REQUEST:
Check each line of the listing below for the string "stai", and copy the ones that have it.

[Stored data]
________________________

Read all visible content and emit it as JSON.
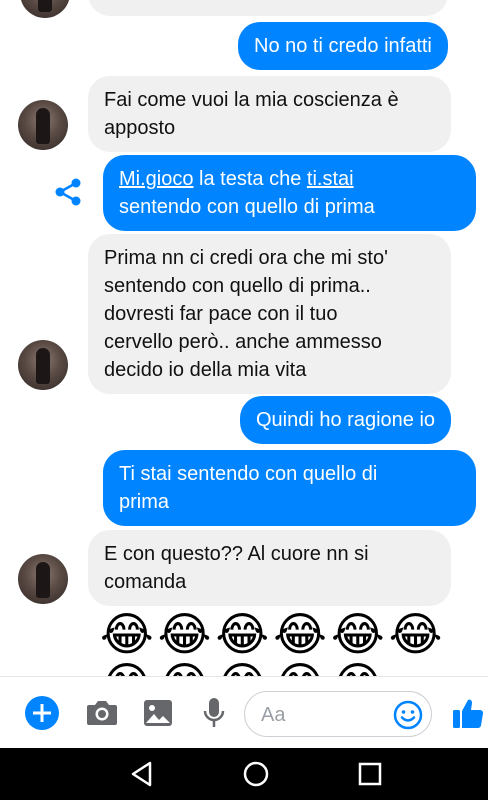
{
  "messages": [
    {
      "side": "out",
      "lines": [
        "No no ti credo infatti"
      ]
    },
    {
      "side": "in",
      "lines": [
        "Fai come vuoi la mia coscienza è",
        "apposto"
      ]
    },
    {
      "side": "out",
      "line1_a": "Mi.gioco",
      "line1_b": " la testa che ",
      "line1_c": "ti.stai",
      "line2": "sentendo con quello di prima"
    },
    {
      "side": "in",
      "lines": [
        "Prima nn ci credi ora che mi sto'",
        "sentendo con quello di prima..",
        "dovresti far pace con il tuo",
        "cervello però.. anche ammesso",
        "decido io della mia vita"
      ]
    },
    {
      "side": "out",
      "lines": [
        "Quindi ho ragione io"
      ]
    },
    {
      "side": "out",
      "lines": [
        "Ti stai sentendo con quello di",
        "prima"
      ]
    },
    {
      "side": "in",
      "lines": [
        "E con questo?? Al cuore nn si",
        "comanda"
      ]
    }
  ],
  "emoji_row1": "😂😂😂😂😂😂",
  "emoji_row2": "😂😂😂😂😂",
  "composer": {
    "placeholder": "Aa"
  },
  "colors": {
    "accent": "#0084ff",
    "incoming_bubble": "#f1f0f0"
  },
  "icons": [
    "plus-icon",
    "camera-icon",
    "image-icon",
    "microphone-icon",
    "smiley-icon",
    "thumbs-up-icon",
    "share-icon",
    "back-icon",
    "home-icon",
    "recents-icon"
  ]
}
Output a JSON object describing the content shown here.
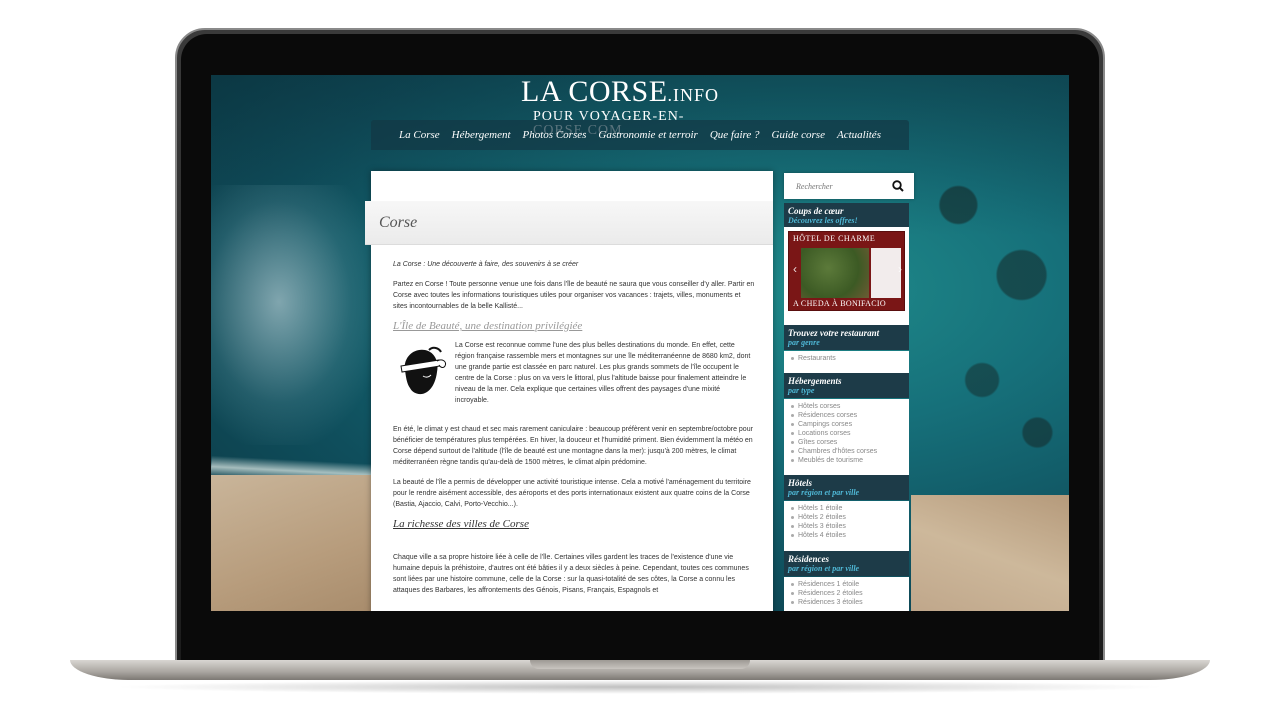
{
  "site": {
    "logo_title": "LA CORSE",
    "logo_suffix": ".INFO",
    "logo_subtitle": "POUR VOYAGER-EN-CORSE.COM"
  },
  "nav": {
    "items": [
      "La Corse",
      "Hébergement",
      "Photos Corses",
      "Gastronomie et terroir",
      "Que faire ?",
      "Guide corse",
      "Actualités"
    ]
  },
  "page": {
    "title": "Corse",
    "tagline": "La Corse : Une découverte à faire, des souvenirs à se créer",
    "intro": "Partez en Corse ! Toute personne venue une fois dans l'île de beauté ne saura que vous conseiller d'y aller. Partir en Corse avec toutes les informations touristiques utiles pour organiser vos vacances : trajets, villes, monuments et sites incontournables de la belle Kallisté...",
    "section1_heading": "L'Île de Beauté, une destination privilégiée",
    "section1_p1": "La Corse est reconnue comme l'une des plus belles destinations du monde. En effet, cette région française rassemble mers et montagnes sur une île méditerranéenne de 8680 km2, dont une grande partie est classée en parc naturel. Les plus grands sommets de l'île occupent le centre de la Corse : plus on va vers le littoral, plus l'altitude baisse pour finalement atteindre le niveau de la mer. Cela explique que certaines villes offrent des paysages d'une mixité incroyable.",
    "section1_p2": "En été, le climat y est chaud et sec mais rarement caniculaire : beaucoup préfèrent venir en septembre/octobre pour bénéficier de températures plus tempérées. En hiver, la douceur et l'humidité priment. Bien évidemment la météo en Corse dépend surtout de l'altitude (l'île de beauté est une montagne dans la mer): jusqu'à 200 mètres, le climat méditerranéen règne tandis qu'au-delà de 1500 mètres, le climat alpin prédomine.",
    "section1_p3": "La beauté de l'île a permis de développer une activité touristique intense. Cela a motivé l'aménagement du territoire pour le rendre aisément accessible, des aéroports et des ports internationaux existent aux quatre coins de la Corse (Bastia, Ajaccio, Calvi, Porto-Vecchio...).",
    "section2_heading": "La richesse des villes de Corse",
    "section2_p1": "Chaque ville a sa propre histoire liée à celle de l'île. Certaines villes gardent les traces de l'existence d'une vie humaine depuis la préhistoire, d'autres ont été bâties il y a deux siècles à peine. Cependant, toutes ces communes sont liées par une histoire commune, celle de la Corse : sur la quasi-totalité de ses côtes, la Corse a connu les attaques des Barbares, les affrontements des Génois, Pisans, Français, Espagnols et"
  },
  "sidebar": {
    "search_placeholder": "Rechercher",
    "coups_title": "Coups de cœur",
    "coups_sub": "Découvrez les offres!",
    "promo_top": "HÔTEL DE CHARME",
    "promo_bottom": "A CHEDA À BONIFACIO",
    "resto_title": "Trouvez votre restaurant",
    "resto_sub": "par genre",
    "resto_items": [
      "Restaurants"
    ],
    "heberg_title": "Hébergements",
    "heberg_sub": "par type",
    "heberg_items": [
      "Hôtels corses",
      "Résidences corses",
      "Campings corses",
      "Locations corses",
      "Gîtes corses",
      "Chambres d'hôtes corses",
      "Meublés de tourisme"
    ],
    "hotels_title": "Hôtels",
    "hotels_sub": "par région et par ville",
    "hotels_items": [
      "Hôtels 1 étoile",
      "Hôtels 2 étoiles",
      "Hôtels 3 étoiles",
      "Hôtels 4 étoiles"
    ],
    "res_title": "Résidences",
    "res_sub": "par région et par ville",
    "res_items": [
      "Résidences 1 étoile",
      "Résidences 2 étoiles",
      "Résidences 3 étoiles"
    ]
  },
  "colors": {
    "sidebar_head": "#1d3b48",
    "sidebar_sub": "#4fb8d6",
    "promo_red": "#7a1616"
  }
}
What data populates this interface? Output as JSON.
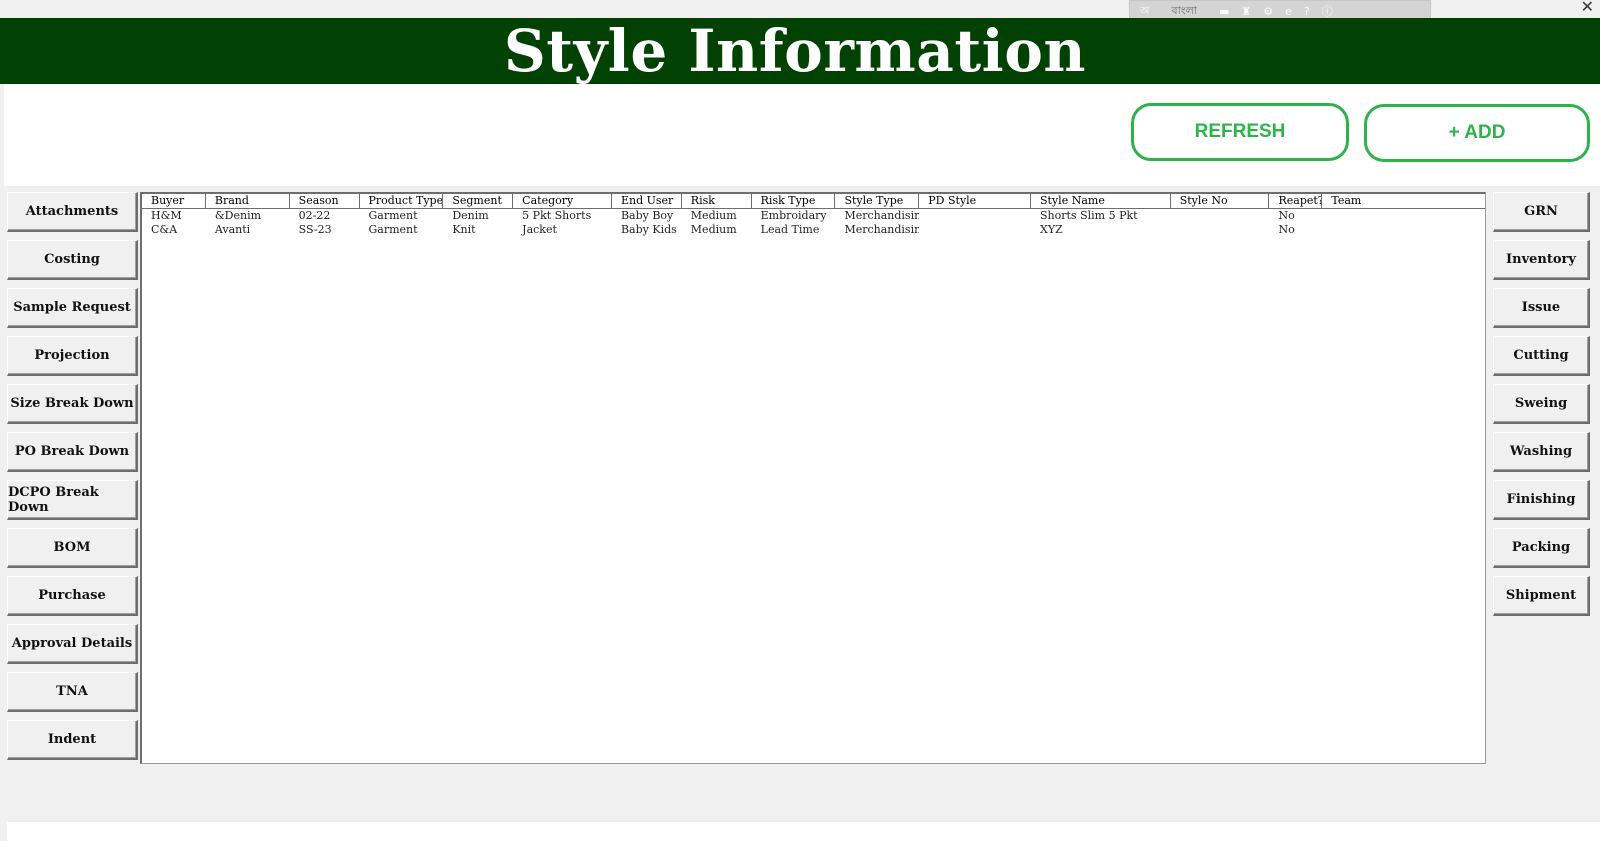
{
  "title": "Style Information",
  "langbar": {
    "label": "বাংলা"
  },
  "actions": {
    "refresh": "REFRESH",
    "add": "+ ADD"
  },
  "left_buttons": [
    "Attachments",
    "Costing",
    "Sample Request",
    "Projection",
    "Size Break Down",
    "PO Break Down",
    "DCPO Break Down",
    "BOM",
    "Purchase",
    "Approval Details",
    "TNA",
    "Indent"
  ],
  "right_buttons": [
    "GRN",
    "Inventory",
    "Issue",
    "Cutting",
    "Sweing",
    "Washing",
    "Finishing",
    "Packing",
    "Shipment"
  ],
  "table": {
    "columns": [
      "Buyer",
      "Brand",
      "Season",
      "Product Type",
      "Segment",
      "Category",
      "End User",
      "Risk",
      "Risk Type",
      "Style Type",
      "PD Style",
      "Style Name",
      "Style No",
      "Reapet?",
      "Team"
    ],
    "rows": [
      [
        "H&M",
        "&Denim",
        "02-22",
        "Garment",
        "Denim",
        "5 Pkt Shorts",
        "Baby Boy",
        "Medium",
        "Embroidary",
        "Merchandising",
        "",
        "Shorts Slim 5 Pkt",
        "",
        "No",
        ""
      ],
      [
        "C&A",
        "Avanti",
        "SS-23",
        "Garment",
        "Knit",
        "Jacket",
        "Baby Kids",
        "Medium",
        "Lead Time",
        "Merchandising",
        "",
        "XYZ",
        "",
        "No",
        ""
      ]
    ]
  },
  "colors": {
    "header_bg": "#014204",
    "accent": "#2db34a"
  }
}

________________________

COMPLETED TASK:
      "line1_c": "ti.stai",
        "Ti stai sentendo con quello di",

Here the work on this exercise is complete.